== What this task involves ==
Provide an exact transcription of all the records.

== Data shown ==
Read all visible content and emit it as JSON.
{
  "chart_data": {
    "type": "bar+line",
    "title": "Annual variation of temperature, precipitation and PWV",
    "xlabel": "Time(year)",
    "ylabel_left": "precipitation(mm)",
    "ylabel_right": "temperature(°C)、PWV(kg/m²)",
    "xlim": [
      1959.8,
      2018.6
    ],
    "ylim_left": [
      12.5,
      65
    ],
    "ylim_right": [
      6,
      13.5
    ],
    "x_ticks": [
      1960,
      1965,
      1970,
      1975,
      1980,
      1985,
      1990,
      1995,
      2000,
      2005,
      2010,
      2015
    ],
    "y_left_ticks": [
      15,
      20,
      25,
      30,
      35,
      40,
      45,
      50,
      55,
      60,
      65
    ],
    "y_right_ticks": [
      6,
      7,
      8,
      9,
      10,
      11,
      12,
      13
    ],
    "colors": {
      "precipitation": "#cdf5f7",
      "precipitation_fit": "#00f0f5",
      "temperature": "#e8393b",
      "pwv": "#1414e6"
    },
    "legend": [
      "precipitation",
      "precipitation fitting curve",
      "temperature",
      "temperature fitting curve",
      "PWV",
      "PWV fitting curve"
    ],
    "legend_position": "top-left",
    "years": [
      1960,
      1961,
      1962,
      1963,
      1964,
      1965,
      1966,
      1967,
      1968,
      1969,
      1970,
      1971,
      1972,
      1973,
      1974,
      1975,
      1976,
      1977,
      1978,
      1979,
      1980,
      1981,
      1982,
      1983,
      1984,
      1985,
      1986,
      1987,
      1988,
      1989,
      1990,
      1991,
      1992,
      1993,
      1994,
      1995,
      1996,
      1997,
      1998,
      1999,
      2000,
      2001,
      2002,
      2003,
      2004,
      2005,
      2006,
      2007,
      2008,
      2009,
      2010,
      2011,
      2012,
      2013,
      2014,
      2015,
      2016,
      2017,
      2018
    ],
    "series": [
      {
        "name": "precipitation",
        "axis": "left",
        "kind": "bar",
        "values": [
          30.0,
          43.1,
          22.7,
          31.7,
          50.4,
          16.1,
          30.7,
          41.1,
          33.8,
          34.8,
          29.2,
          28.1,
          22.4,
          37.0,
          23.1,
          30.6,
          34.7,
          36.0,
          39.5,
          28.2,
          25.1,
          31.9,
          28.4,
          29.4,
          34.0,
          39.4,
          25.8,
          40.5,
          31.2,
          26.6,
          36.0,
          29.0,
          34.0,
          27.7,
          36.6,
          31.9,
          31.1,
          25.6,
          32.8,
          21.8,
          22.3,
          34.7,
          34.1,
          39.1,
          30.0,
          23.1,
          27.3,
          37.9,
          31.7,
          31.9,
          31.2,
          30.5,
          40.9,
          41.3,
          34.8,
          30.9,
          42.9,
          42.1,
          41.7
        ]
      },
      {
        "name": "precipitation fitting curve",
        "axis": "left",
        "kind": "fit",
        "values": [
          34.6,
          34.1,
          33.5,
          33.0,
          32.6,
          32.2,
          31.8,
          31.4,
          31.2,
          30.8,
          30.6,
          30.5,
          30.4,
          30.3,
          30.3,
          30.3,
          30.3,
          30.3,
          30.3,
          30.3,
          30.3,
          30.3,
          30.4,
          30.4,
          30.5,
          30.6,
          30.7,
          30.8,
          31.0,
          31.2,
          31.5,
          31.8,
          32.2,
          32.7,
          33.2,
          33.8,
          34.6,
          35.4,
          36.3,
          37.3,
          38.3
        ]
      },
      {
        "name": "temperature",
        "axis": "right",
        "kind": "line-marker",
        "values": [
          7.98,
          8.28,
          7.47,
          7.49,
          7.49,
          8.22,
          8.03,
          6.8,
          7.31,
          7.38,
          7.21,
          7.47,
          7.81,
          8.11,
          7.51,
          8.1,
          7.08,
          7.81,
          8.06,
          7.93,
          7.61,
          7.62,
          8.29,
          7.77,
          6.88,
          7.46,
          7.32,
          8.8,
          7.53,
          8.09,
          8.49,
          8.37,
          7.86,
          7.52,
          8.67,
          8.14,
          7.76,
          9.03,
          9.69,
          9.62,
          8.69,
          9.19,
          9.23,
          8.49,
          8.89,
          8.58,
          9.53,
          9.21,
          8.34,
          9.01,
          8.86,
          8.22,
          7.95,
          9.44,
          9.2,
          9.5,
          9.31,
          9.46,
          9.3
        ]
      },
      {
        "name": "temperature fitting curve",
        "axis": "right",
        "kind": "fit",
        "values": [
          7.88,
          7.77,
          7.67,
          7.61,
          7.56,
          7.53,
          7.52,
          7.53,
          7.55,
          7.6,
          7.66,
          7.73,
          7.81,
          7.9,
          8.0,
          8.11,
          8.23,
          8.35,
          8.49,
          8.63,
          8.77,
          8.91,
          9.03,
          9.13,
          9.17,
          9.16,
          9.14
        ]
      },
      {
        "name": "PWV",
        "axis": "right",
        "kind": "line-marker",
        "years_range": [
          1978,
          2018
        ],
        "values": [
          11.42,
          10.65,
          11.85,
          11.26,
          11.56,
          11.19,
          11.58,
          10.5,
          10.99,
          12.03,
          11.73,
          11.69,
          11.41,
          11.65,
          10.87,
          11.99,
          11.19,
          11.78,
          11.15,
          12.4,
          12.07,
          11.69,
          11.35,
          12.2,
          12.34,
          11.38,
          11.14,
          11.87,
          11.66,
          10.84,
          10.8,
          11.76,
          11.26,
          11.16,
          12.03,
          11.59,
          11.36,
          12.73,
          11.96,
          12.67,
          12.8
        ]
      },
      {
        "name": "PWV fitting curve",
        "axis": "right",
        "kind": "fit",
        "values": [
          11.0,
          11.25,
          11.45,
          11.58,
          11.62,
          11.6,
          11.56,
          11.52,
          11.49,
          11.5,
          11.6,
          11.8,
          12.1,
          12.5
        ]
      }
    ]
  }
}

== Expected output ==
Read all visible content and emit it as JSON.
{
  "chart_data": {
    "type": "bar+line",
    "title": "Annual variation of temperature, precipitation and PWV",
    "xlabel": "Time(year)",
    "ylabel_left": "precipitation(mm)",
    "ylabel_right": "temperature(°C)、PWV(kg/m²)",
    "xlim": [
      1959.8,
      2018.6
    ],
    "ylim_left": [
      12.5,
      65
    ],
    "ylim_right": [
      6,
      13.5
    ],
    "x_ticks": [
      1960,
      1965,
      1970,
      1975,
      1980,
      1985,
      1990,
      1995,
      2000,
      2005,
      2010,
      2015
    ],
    "y_left_ticks": [
      15,
      20,
      25,
      30,
      35,
      40,
      45,
      50,
      55,
      60,
      65
    ],
    "y_right_ticks": [
      6,
      7,
      8,
      9,
      10,
      11,
      12,
      13
    ],
    "colors": {
      "precipitation": "#cdf5f7",
      "precipitation_fit": "#00f0f5",
      "temperature": "#e8393b",
      "pwv": "#1414e6"
    },
    "legend": [
      "precipitation",
      "precipitation fitting curve",
      "temperature",
      "temperature fitting curve",
      "PWV",
      "PWV fitting curve"
    ],
    "legend_position": "top-left",
    "years": [
      1960,
      1961,
      1962,
      1963,
      1964,
      1965,
      1966,
      1967,
      1968,
      1969,
      1970,
      1971,
      1972,
      1973,
      1974,
      1975,
      1976,
      1977,
      1978,
      1979,
      1980,
      1981,
      1982,
      1983,
      1984,
      1985,
      1986,
      1987,
      1988,
      1989,
      1990,
      1991,
      1992,
      1993,
      1994,
      1995,
      1996,
      1997,
      1998,
      1999,
      2000,
      2001,
      2002,
      2003,
      2004,
      2005,
      2006,
      2007,
      2008,
      2009,
      2010,
      2011,
      2012,
      2013,
      2014,
      2015,
      2016,
      2017,
      2018
    ],
    "series": [
      {
        "name": "precipitation",
        "axis": "left",
        "kind": "bar",
        "values": [
          30.0,
          43.1,
          22.7,
          31.7,
          50.4,
          16.1,
          30.7,
          41.1,
          33.8,
          34.8,
          29.2,
          28.1,
          22.4,
          37.0,
          23.1,
          30.6,
          34.7,
          36.0,
          39.5,
          28.2,
          25.1,
          31.9,
          28.4,
          29.4,
          34.0,
          39.4,
          25.8,
          40.5,
          31.2,
          26.6,
          36.0,
          29.0,
          34.0,
          27.7,
          36.6,
          31.9,
          31.1,
          25.6,
          32.8,
          21.8,
          22.3,
          34.7,
          34.1,
          39.1,
          30.0,
          23.1,
          27.3,
          37.9,
          31.7,
          31.9,
          31.2,
          30.5,
          40.9,
          41.3,
          34.8,
          30.9,
          42.9,
          42.1,
          41.7
        ]
      },
      {
        "name": "precipitation fitting curve",
        "axis": "left",
        "kind": "fit",
        "values": [
          34.6,
          34.1,
          33.5,
          33.0,
          32.6,
          32.2,
          31.8,
          31.4,
          31.2,
          30.8,
          30.6,
          30.5,
          30.4,
          30.3,
          30.3,
          30.3,
          30.3,
          30.3,
          30.3,
          30.3,
          30.3,
          30.3,
          30.4,
          30.4,
          30.5,
          30.6,
          30.7,
          30.8,
          31.0,
          31.2,
          31.5,
          31.8,
          32.2,
          32.7,
          33.2,
          33.8,
          34.6,
          35.4,
          36.3,
          37.3,
          38.3
        ]
      },
      {
        "name": "temperature",
        "axis": "right",
        "kind": "line-marker",
        "values": [
          7.98,
          8.28,
          7.47,
          7.49,
          7.49,
          8.22,
          8.03,
          6.8,
          7.31,
          7.38,
          7.21,
          7.47,
          7.81,
          8.11,
          7.51,
          8.1,
          7.08,
          7.81,
          8.06,
          7.93,
          7.61,
          7.62,
          8.29,
          7.77,
          6.88,
          7.46,
          7.32,
          8.8,
          7.53,
          8.09,
          8.49,
          8.37,
          7.86,
          7.52,
          8.67,
          8.14,
          7.76,
          9.03,
          9.69,
          9.62,
          8.69,
          9.19,
          9.23,
          8.49,
          8.89,
          8.58,
          9.53,
          9.21,
          8.34,
          9.01,
          8.86,
          8.22,
          7.95,
          9.44,
          9.2,
          9.5,
          9.31,
          9.46,
          9.3
        ]
      },
      {
        "name": "temperature fitting curve",
        "axis": "right",
        "kind": "fit",
        "values": [
          7.88,
          7.77,
          7.67,
          7.61,
          7.56,
          7.53,
          7.52,
          7.53,
          7.55,
          7.6,
          7.66,
          7.73,
          7.81,
          7.9,
          8.0,
          8.11,
          8.23,
          8.35,
          8.49,
          8.63,
          8.77,
          8.91,
          9.03,
          9.13,
          9.17,
          9.16,
          9.14
        ]
      },
      {
        "name": "PWV",
        "axis": "right",
        "kind": "line-marker",
        "years_range": [
          1978,
          2018
        ],
        "values": [
          11.42,
          10.65,
          11.85,
          11.26,
          11.56,
          11.19,
          11.58,
          10.5,
          10.99,
          12.03,
          11.73,
          11.69,
          11.41,
          11.65,
          10.87,
          11.99,
          11.19,
          11.78,
          11.15,
          12.4,
          12.07,
          11.69,
          11.35,
          12.2,
          12.34,
          11.38,
          11.14,
          11.87,
          11.66,
          10.84,
          10.8,
          11.76,
          11.26,
          11.16,
          12.03,
          11.59,
          11.36,
          12.73,
          11.96,
          12.67,
          12.8
        ]
      },
      {
        "name": "PWV fitting curve",
        "axis": "right",
        "kind": "fit",
        "values": [
          11.0,
          11.25,
          11.45,
          11.58,
          11.62,
          11.6,
          11.56,
          11.52,
          11.49,
          11.5,
          11.6,
          11.8,
          12.1,
          12.5
        ]
      }
    ]
  }
}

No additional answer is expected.